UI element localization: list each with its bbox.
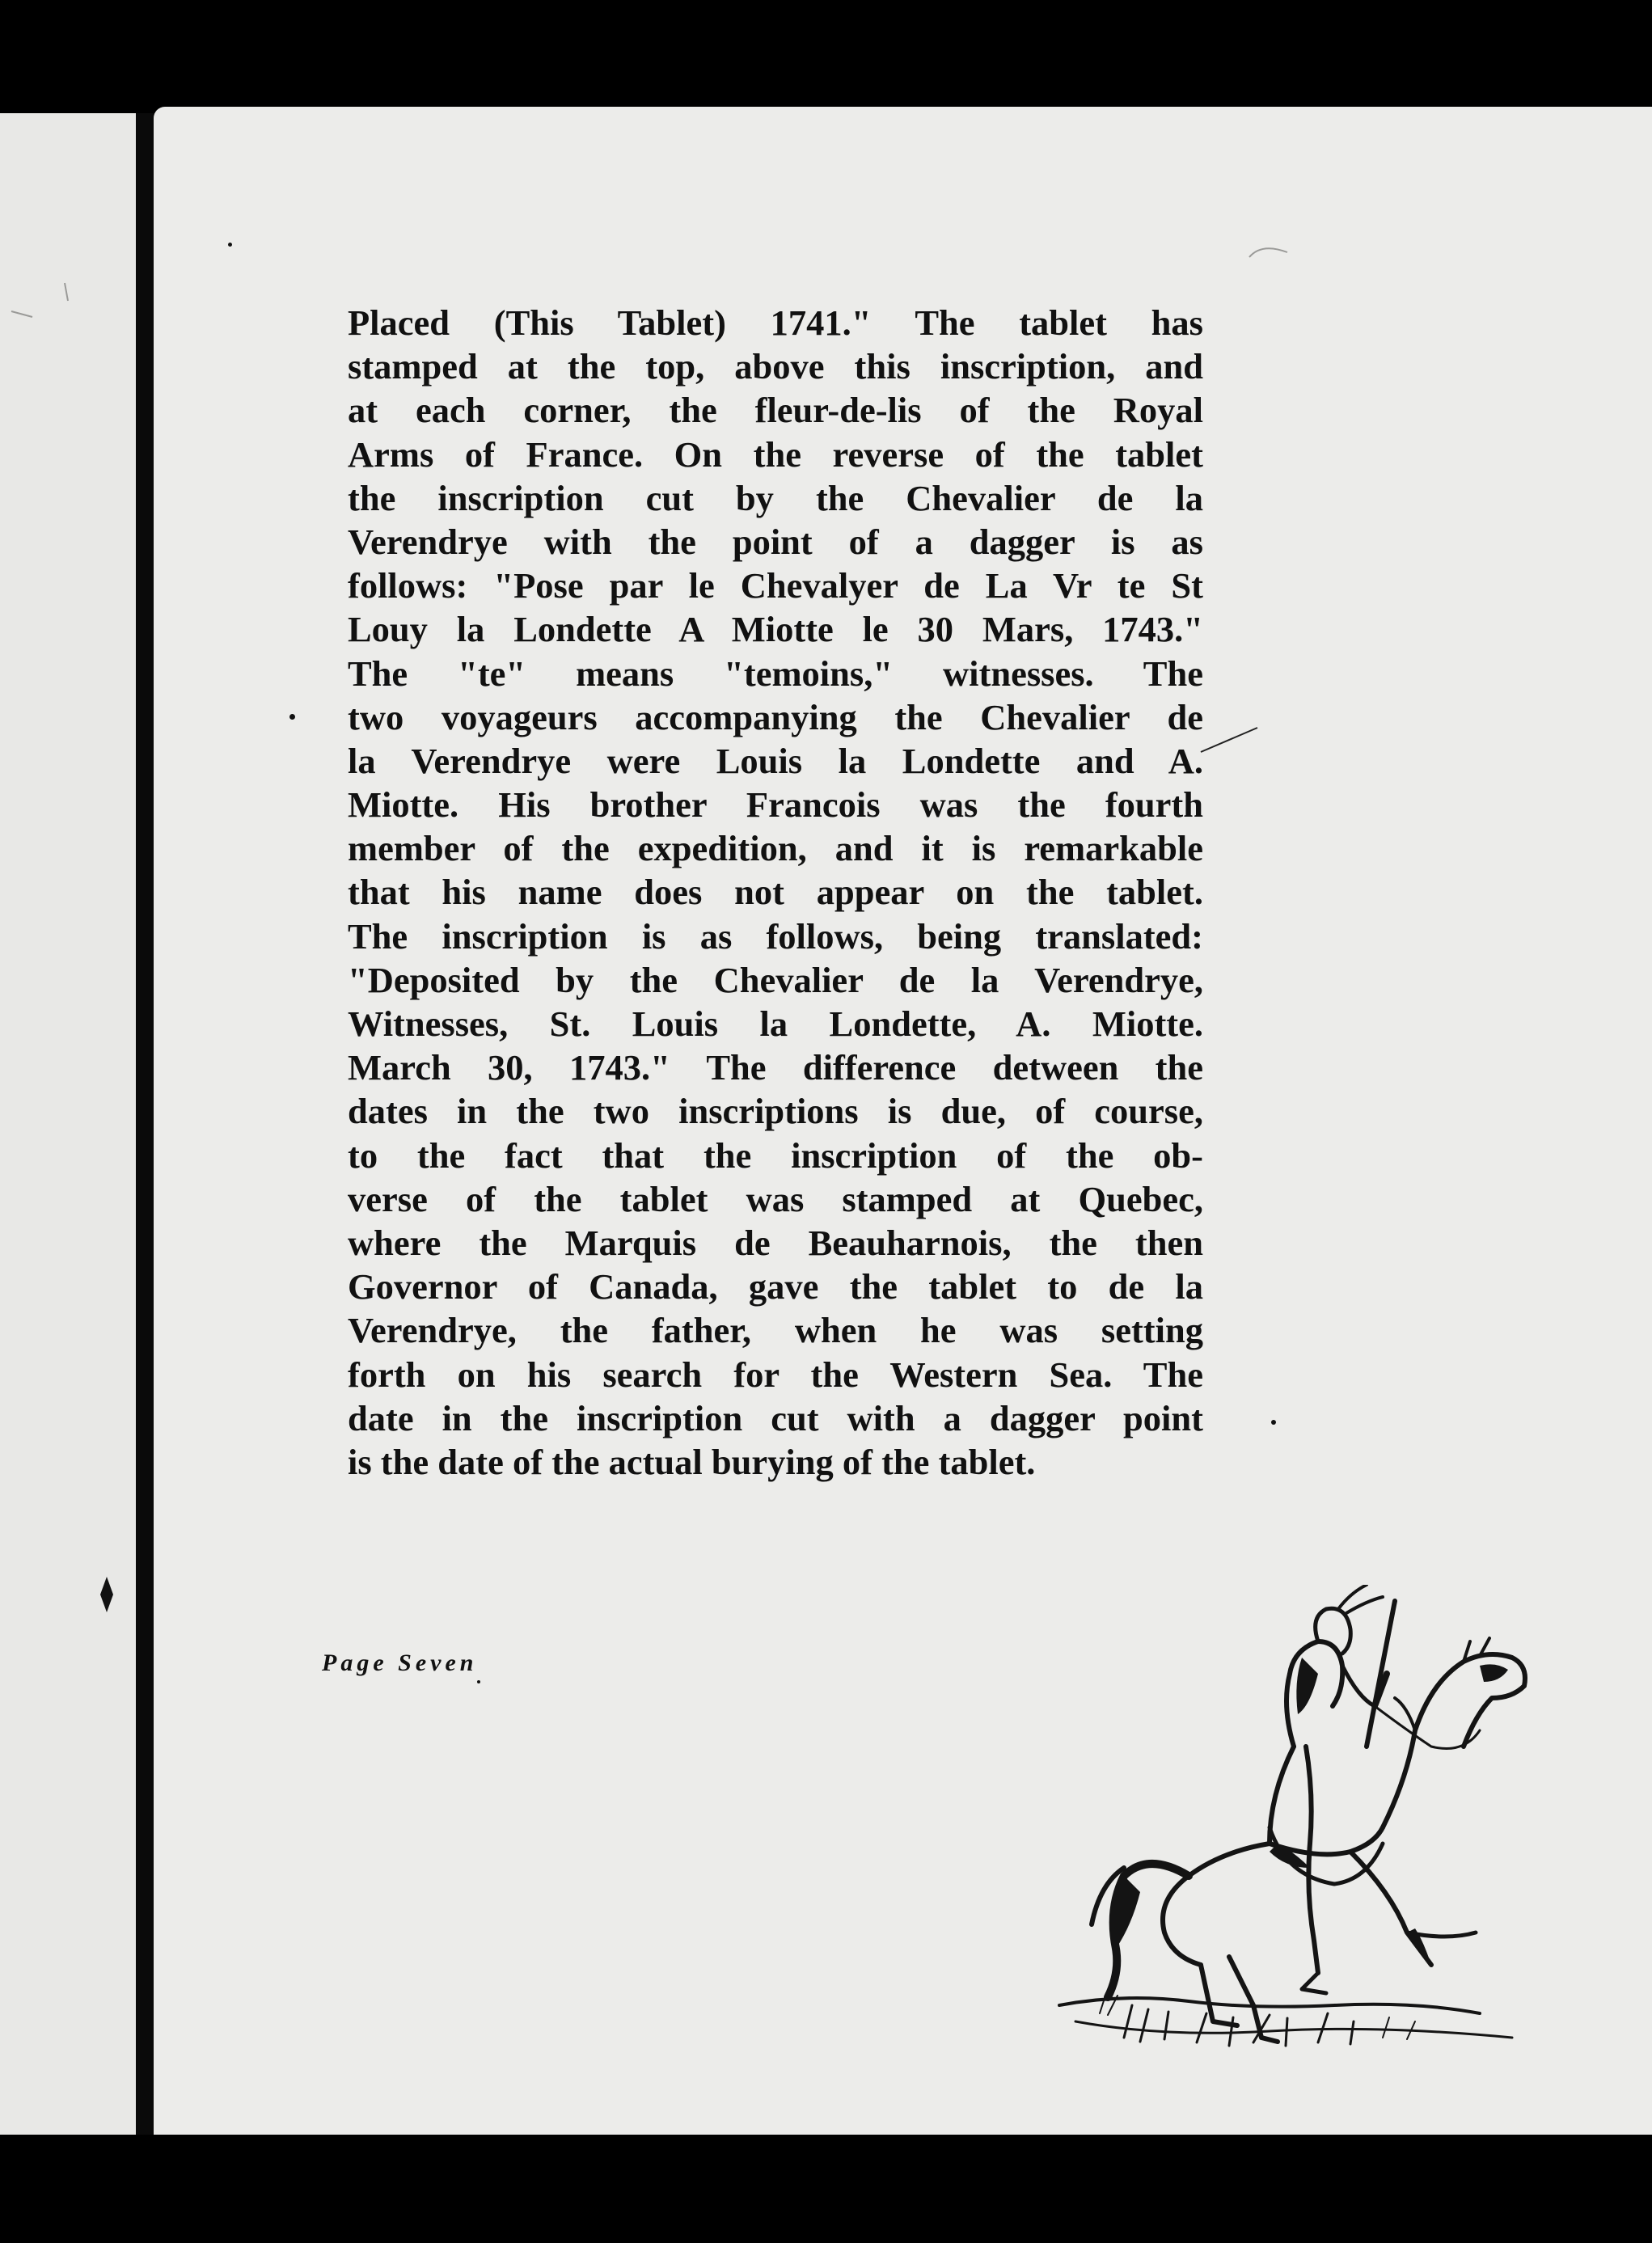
- text-line: Governor of Canada, gave the tablet to de la: [348, 1266, 1203, 1307]
- text-line: date in the inscription cut with a dagger point: [348, 1397, 1203, 1438]
- text-line: two voyageurs accompanying the Chevalier de: [348, 696, 1203, 737]
- text-line: verse of the tablet was stamped at Quebec,: [348, 1178, 1203, 1219]
- text-line: dates in the two inscriptions is due, of course,: [348, 1091, 1203, 1132]
- text-line: member of the expedition, and it is remarkable: [348, 828, 1203, 869]
- text-line: forth on his search for the Western Sea. The: [348, 1354, 1203, 1395]
- text-line: to the fact that the inscription of the ob-: [348, 1134, 1203, 1176]
- text-line: stamped at the top, above this inscription, and: [348, 346, 1203, 387]
- text-line: Placed (This Tablet) 1741." The tablet has: [348, 302, 1203, 343]
- text-line: Verendrye, the father, when he was setting: [348, 1310, 1203, 1351]
- text-line: March 30, 1743." The difference detween the: [348, 1047, 1203, 1088]
- text-line: follows: "Pose par le Chevalyer de La Vr te St: [348, 565, 1203, 606]
- page-number: Page Seven: [322, 1650, 478, 1676]
- horse-and-rider-illustration: [1027, 1585, 1544, 2110]
- text-line: The "te" means "temoins," witnesses. The: [348, 653, 1203, 694]
- text-line: that his name does not appear on the tablet.: [348, 872, 1203, 913]
- text-line: Verendrye with the point of a dagger is as: [348, 521, 1203, 562]
- text-line: Louy la Londette A Miotte le 30 Mars, 1743.": [348, 609, 1203, 650]
- text-line: at each corner, the fleur-de-lis of the Royal: [348, 390, 1203, 431]
- text-line: "Deposited by the Chevalier de la Verendrye,: [348, 959, 1203, 1000]
- text-line: la Verendrye were Louis la Londette and A.: [348, 740, 1203, 781]
- text-line: the inscription cut by the Chevalier de la: [348, 477, 1203, 518]
- text-line: is the date of the actual burying of the tablet.: [348, 1441, 1036, 1482]
- text-line: Miotte. His brother Francois was the fourth: [348, 784, 1203, 826]
- text-line: Arms of France. On the reverse of the tablet: [348, 433, 1203, 475]
- text-line: Witnesses, St. Louis la Londette, A. Miotte.: [348, 1003, 1203, 1044]
- text-line: The inscription is as follows, being translated:: [348, 915, 1203, 957]
- text-line: where the Marquis de Beauharnois, the then: [348, 1222, 1203, 1263]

### Job
Copy the material from the line that contains "- text-line: Governor" up to and including the line that contains "- horse-and-rider-illustration: [1027, 1585, 1544, 2110]", reproducing each line without any change.

### Result for this exercise
- text-line: Governor of Canada, gave the tablet to de la: [348, 1266, 1203, 1307]
- text-line: date in the inscription cut with a dagger point: [348, 1397, 1203, 1438]
- text-line: two voyageurs accompanying the Chevalier de: [348, 696, 1203, 737]
- text-line: verse of the tablet was stamped at Quebec,: [348, 1178, 1203, 1219]
- text-line: dates in the two inscriptions is due, of course,: [348, 1091, 1203, 1132]
- text-line: member of the expedition, and it is remarkable: [348, 828, 1203, 869]
- text-line: forth on his search for the Western Sea. The: [348, 1354, 1203, 1395]
- text-line: to the fact that the inscription of the ob-: [348, 1134, 1203, 1176]
- text-line: stamped at the top, above this inscription, and: [348, 346, 1203, 387]
- text-line: Placed (This Tablet) 1741." The tablet has: [348, 302, 1203, 343]
- text-line: Verendrye, the father, when he was setting: [348, 1310, 1203, 1351]
- text-line: March 30, 1743." The difference detween the: [348, 1047, 1203, 1088]
- text-line: follows: "Pose par le Chevalyer de La Vr te St: [348, 565, 1203, 606]
- page-number: Page Seven: [322, 1650, 478, 1676]
- horse-and-rider-illustration: [1027, 1585, 1544, 2110]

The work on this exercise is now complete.